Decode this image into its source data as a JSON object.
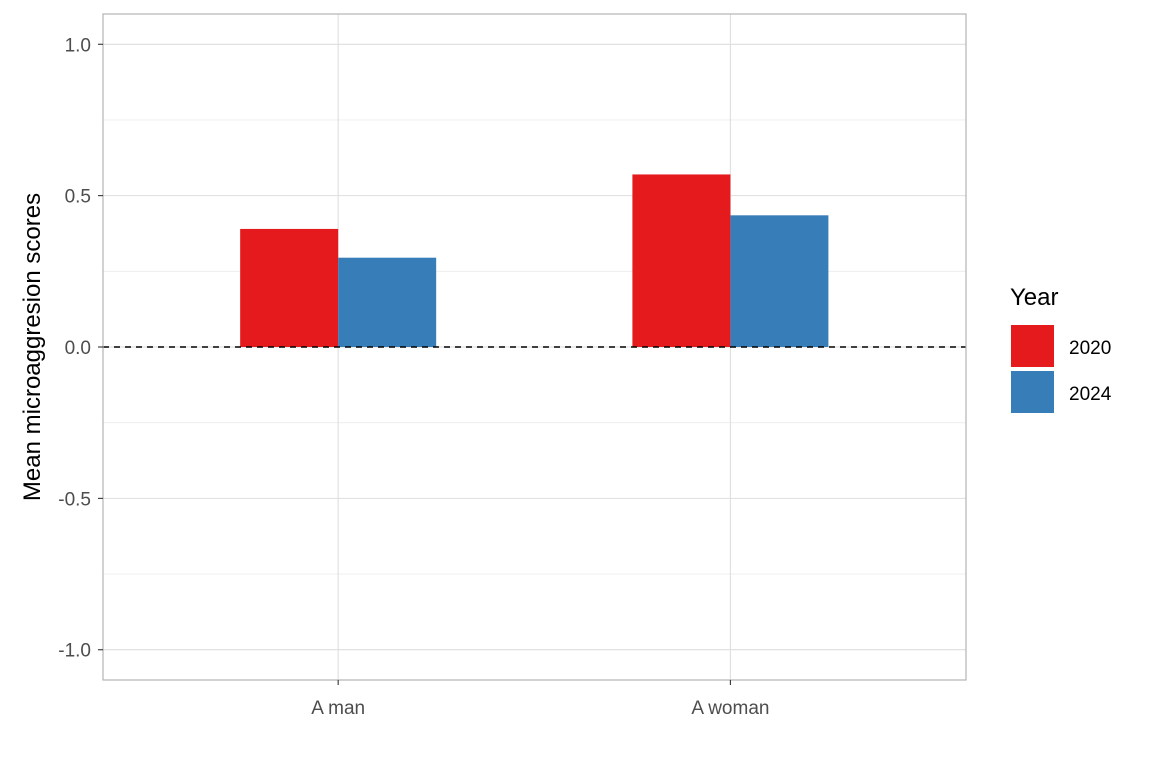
{
  "chart_data": {
    "type": "bar",
    "categories": [
      "A man",
      "A woman"
    ],
    "series": [
      {
        "name": "2020",
        "color": "#E41A1C",
        "values": [
          0.39,
          0.57
        ]
      },
      {
        "name": "2024",
        "color": "#377EB8",
        "values": [
          0.295,
          0.435
        ]
      }
    ],
    "ylabel": "Mean microaggresion scores",
    "xlabel": "",
    "ylim": [
      -1.1,
      1.1
    ],
    "yticks": [
      -1.0,
      -0.5,
      0.0,
      0.5,
      1.0
    ],
    "ytick_labels": [
      "-1.0",
      "-0.5",
      "0.0",
      "0.5",
      "1.0"
    ],
    "reference_line": {
      "y": 0,
      "style": "dashed"
    },
    "legend": {
      "title": "Year",
      "placement": "right"
    },
    "grid": true
  }
}
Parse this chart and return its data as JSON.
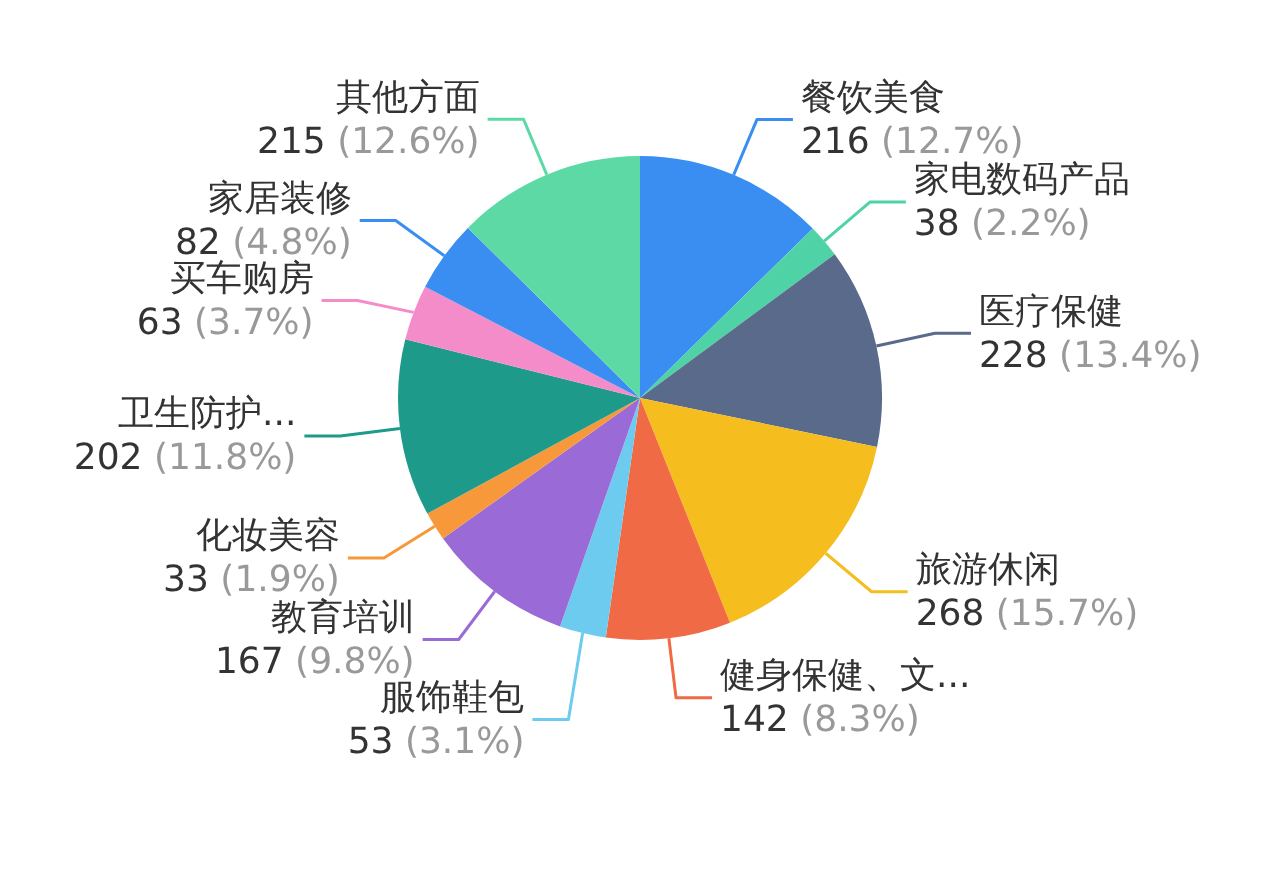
{
  "chart_data": {
    "type": "pie",
    "legend": false,
    "categories": [
      "餐饮美食",
      "家电数码产品",
      "医疗保健",
      "旅游休闲",
      "健身保健、文...",
      "服饰鞋包",
      "教育培训",
      "化妆美容",
      "卫生防护...",
      "买车购房",
      "家居装修",
      "其他方面"
    ],
    "values": [
      216,
      38,
      228,
      268,
      142,
      53,
      167,
      33,
      202,
      63,
      82,
      215
    ],
    "value_labels": [
      "216 (12.7%)",
      "38 (2.2%)",
      "228 (13.4%)",
      "268 (15.7%)",
      "142 (8.3%)",
      "53 (3.1%)",
      "167 (9.8%)",
      "33 (1.9%)",
      "202 (11.8%)",
      "63 (3.7%)",
      "82 (4.8%)",
      "215 (12.6%)"
    ],
    "colors": [
      "#3a8ef2",
      "#4fd3a6",
      "#5a6a8a",
      "#f5be1e",
      "#ef6a45",
      "#6dcbef",
      "#9a6ad6",
      "#f7983a",
      "#1e9a8a",
      "#f58cca",
      "#3a8ef2",
      "#5dd9a5"
    ]
  }
}
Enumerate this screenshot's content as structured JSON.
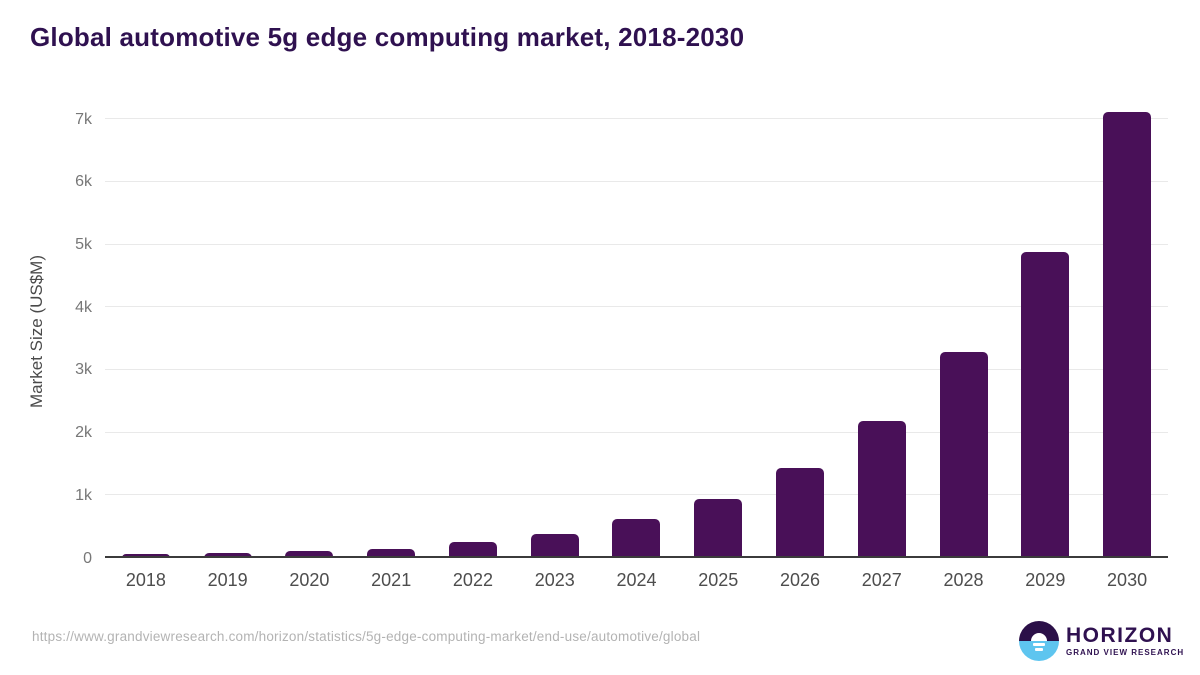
{
  "title": "Global automotive 5g edge computing market, 2018-2030",
  "footer": {
    "source_url": "https://www.grandviewresearch.com/horizon/statistics/5g-edge-computing-market/end-use/automotive/global"
  },
  "logo": {
    "name": "HORIZON",
    "subtitle": "GRAND VIEW RESEARCH"
  },
  "colors": {
    "title": "#2f1150",
    "bar": "#491058",
    "grid": "#e9e9e9",
    "axis": "#3b3b3b",
    "tick": "#777777",
    "xlabel": "#4d4d4d",
    "url": "#b3b3b3",
    "logo_purple": "#2b1048",
    "logo_blue": "#5ec5ef"
  },
  "chart_data": {
    "type": "bar",
    "title": "Global automotive 5g edge computing market, 2018-2030",
    "xlabel": "",
    "ylabel": "Market Size (US$M)",
    "categories": [
      "2018",
      "2019",
      "2020",
      "2021",
      "2022",
      "2023",
      "2024",
      "2025",
      "2026",
      "2027",
      "2028",
      "2029",
      "2030"
    ],
    "values": [
      65,
      85,
      110,
      150,
      250,
      380,
      615,
      940,
      1440,
      2190,
      3290,
      4880,
      7120
    ],
    "ylim": [
      0,
      7200
    ],
    "yticks": [
      {
        "value": 0,
        "label": "0"
      },
      {
        "value": 1000,
        "label": "1k"
      },
      {
        "value": 2000,
        "label": "2k"
      },
      {
        "value": 3000,
        "label": "3k"
      },
      {
        "value": 4000,
        "label": "4k"
      },
      {
        "value": 5000,
        "label": "5k"
      },
      {
        "value": 6000,
        "label": "6k"
      },
      {
        "value": 7000,
        "label": "7k"
      }
    ],
    "grid": "horizontal-only",
    "legend": "none",
    "bar_color": "#491058"
  }
}
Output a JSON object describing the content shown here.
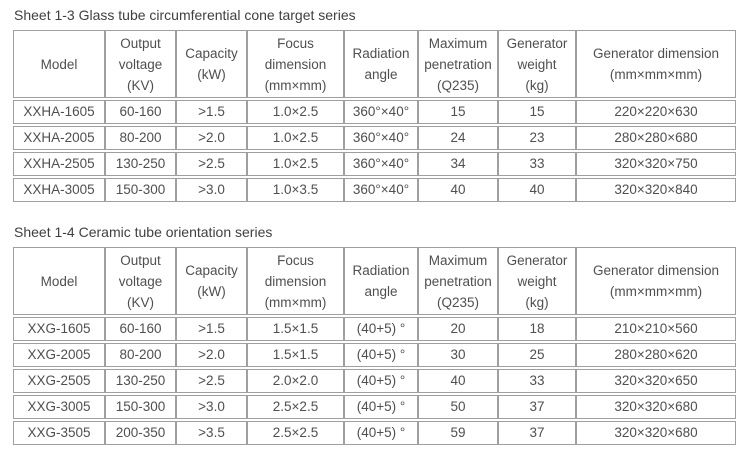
{
  "theme": {
    "background": "#ffffff",
    "text_color": "#4f4f4f",
    "title_color": "#3f3f3f",
    "border_color": "#9f9f9f"
  },
  "tables": [
    {
      "title": "Sheet 1-3 Glass tube circumferential cone target series",
      "columns": [
        [
          "Model"
        ],
        [
          "Output",
          "voltage",
          "(KV)"
        ],
        [
          "Capacity",
          "(kW)"
        ],
        [
          "Focus",
          "dimension",
          "(mm×mm)"
        ],
        [
          "Radiation",
          "angle"
        ],
        [
          "Maximum",
          "penetration",
          "(Q235)"
        ],
        [
          "Generator",
          "weight",
          "(kg)"
        ],
        [
          "Generator dimension",
          "(mm×mm×mm)"
        ]
      ],
      "rows": [
        [
          "XXHA-1605",
          "60-160",
          ">1.5",
          "1.0×2.5",
          "360°×40°",
          "15",
          "15",
          "220×220×630"
        ],
        [
          "XXHA-2005",
          "80-200",
          ">2.0",
          "1.0×2.5",
          "360°×40°",
          "24",
          "23",
          "280×280×680"
        ],
        [
          "XXHA-2505",
          "130-250",
          ">2.5",
          "1.0×2.5",
          "360°×40°",
          "34",
          "33",
          "320×320×750"
        ],
        [
          "XXHA-3005",
          "150-300",
          ">3.0",
          "1.0×3.5",
          "360°×40°",
          "40",
          "40",
          "320×320×840"
        ]
      ]
    },
    {
      "title": "Sheet 1-4 Ceramic tube orientation series",
      "columns": [
        [
          "Model"
        ],
        [
          "Output",
          "voltage",
          "(KV)"
        ],
        [
          "Capacity",
          "(kW)"
        ],
        [
          "Focus",
          "dimension",
          "(mm×mm)"
        ],
        [
          "Radiation",
          "angle"
        ],
        [
          "Maximum",
          "penetration",
          "(Q235)"
        ],
        [
          "Generator",
          "weight",
          "(kg)"
        ],
        [
          "Generator dimension",
          "(mm×mm×mm)"
        ]
      ],
      "rows": [
        [
          "XXG-1605",
          "60-160",
          ">1.5",
          "1.5×1.5",
          "(40+5) °",
          "20",
          "18",
          "210×210×560"
        ],
        [
          "XXG-2005",
          "80-200",
          ">2.0",
          "1.5×1.5",
          "(40+5) °",
          "30",
          "25",
          "280×280×620"
        ],
        [
          "XXG-2505",
          "130-250",
          ">2.5",
          "2.0×2.0",
          "(40+5) °",
          "40",
          "33",
          "320×320×650"
        ],
        [
          "XXG-3005",
          "150-300",
          ">3.0",
          "2.5×2.5",
          "(40+5) °",
          "50",
          "37",
          "320×320×680"
        ],
        [
          "XXG-3505",
          "200-350",
          ">3.5",
          "2.5×2.5",
          "(40+5) °",
          "59",
          "37",
          "320×320×680"
        ]
      ]
    }
  ]
}
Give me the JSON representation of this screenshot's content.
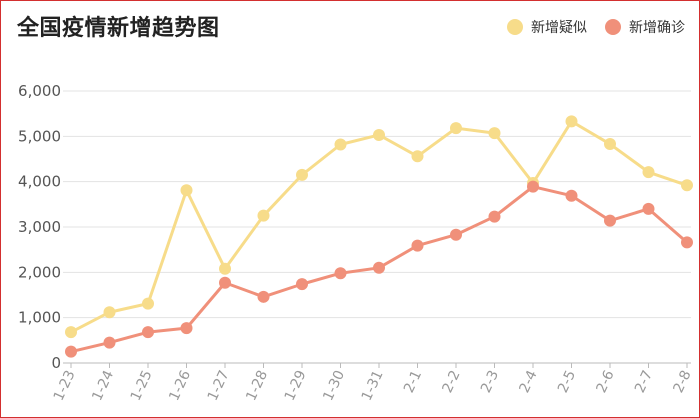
{
  "chart_data": {
    "type": "line",
    "title": "全国疫情新增趋势图",
    "categories": [
      "1-23",
      "1-24",
      "1-25",
      "1-26",
      "1-27",
      "1-28",
      "1-29",
      "1-30",
      "1-31",
      "2-1",
      "2-2",
      "2-3",
      "2-4",
      "2-5",
      "2-6",
      "2-7",
      "2-8"
    ],
    "series": [
      {
        "name": "新增疑似",
        "color": "#f7dc8a",
        "values": [
          680,
          1120,
          1310,
          3810,
          2080,
          3250,
          4150,
          4820,
          5030,
          4560,
          5180,
          5070,
          3970,
          5330,
          4830,
          4210,
          3920
        ]
      },
      {
        "name": "新增确诊",
        "color": "#f0907a",
        "values": [
          250,
          450,
          680,
          770,
          1770,
          1460,
          1740,
          1980,
          2100,
          2590,
          2830,
          3230,
          3890,
          3690,
          3140,
          3400,
          2660
        ]
      }
    ],
    "yticks": [
      "0",
      "1,000",
      "2,000",
      "3,000",
      "4,000",
      "5,000",
      "6,000"
    ],
    "ylim": [
      0,
      6000
    ],
    "grid": true,
    "legend_position": "top-right"
  }
}
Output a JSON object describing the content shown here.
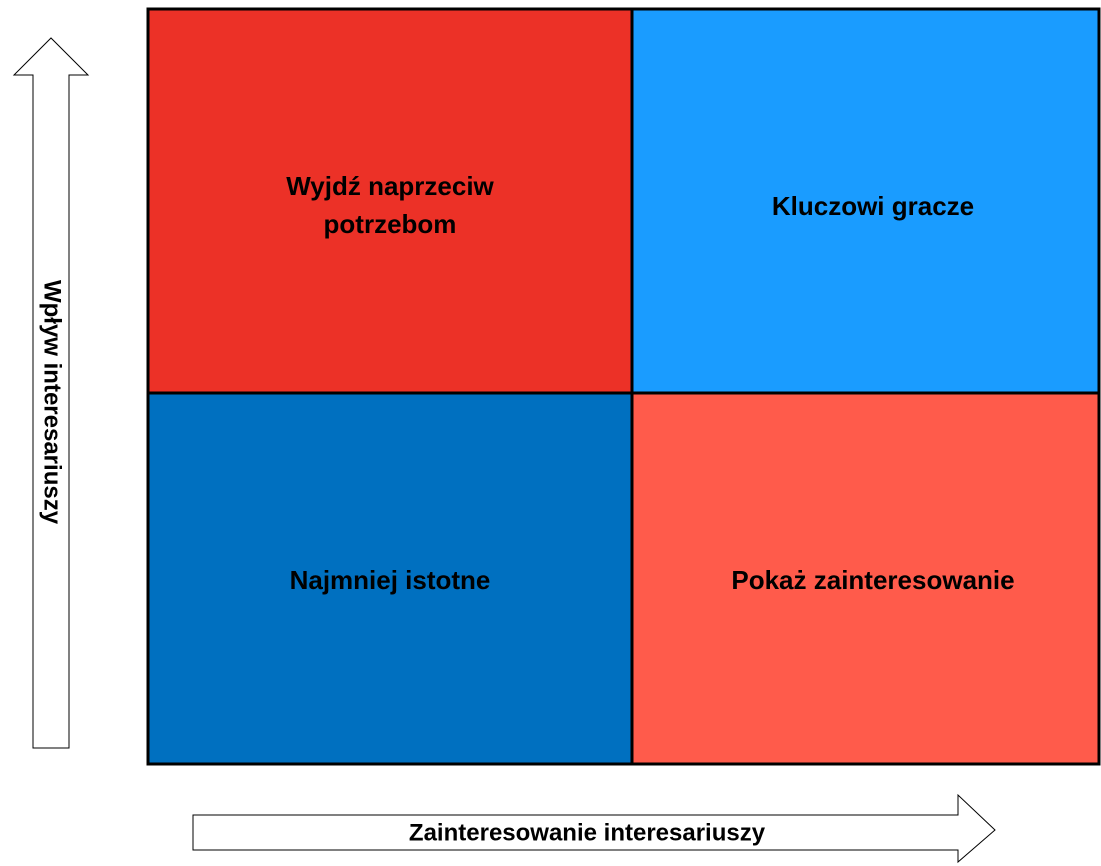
{
  "quadrants": [
    {
      "lines": [
        "Wyjdź naprzeciw",
        "potrzebom"
      ]
    },
    {
      "lines": [
        "Kluczowi gracze"
      ]
    },
    {
      "lines": [
        "Najmniej istotne"
      ]
    },
    {
      "lines": [
        "Pokaż zainteresowanie"
      ]
    }
  ],
  "y_axis_label": "Wpływ interesariuszy",
  "x_axis_label": "Zainteresowanie interesariuszy"
}
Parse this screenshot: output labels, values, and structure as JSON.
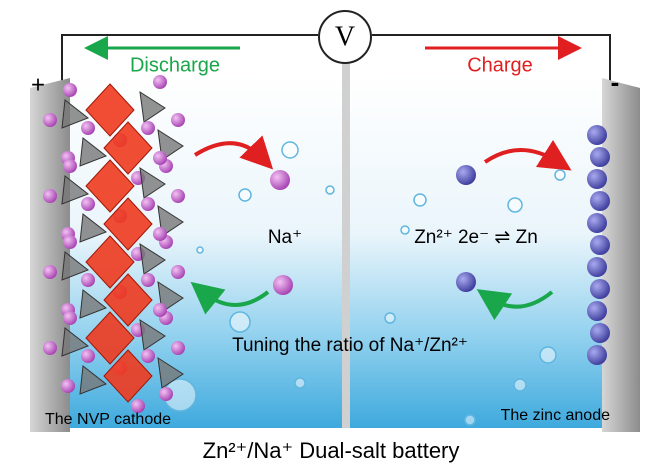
{
  "voltmeter": "V",
  "discharge": "Discharge",
  "charge": "Charge",
  "plus_sign": "+",
  "minus_sign": "-",
  "sodium_ion": "Na⁺",
  "zinc_reaction": "Zn²⁺ 2e⁻ ⇌ Zn",
  "tuning_note": "Tuning the ratio of Na⁺/Zn²⁺",
  "cathode_label": "The NVP cathode",
  "anode_label": "The zinc anode",
  "caption": "Zn²⁺/Na⁺ Dual-salt battery"
}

§ What you have to do: The word "Parse" may appear on some lines of these records; state how many such lines there are, and nothing else.

§ Response for this exercise: 2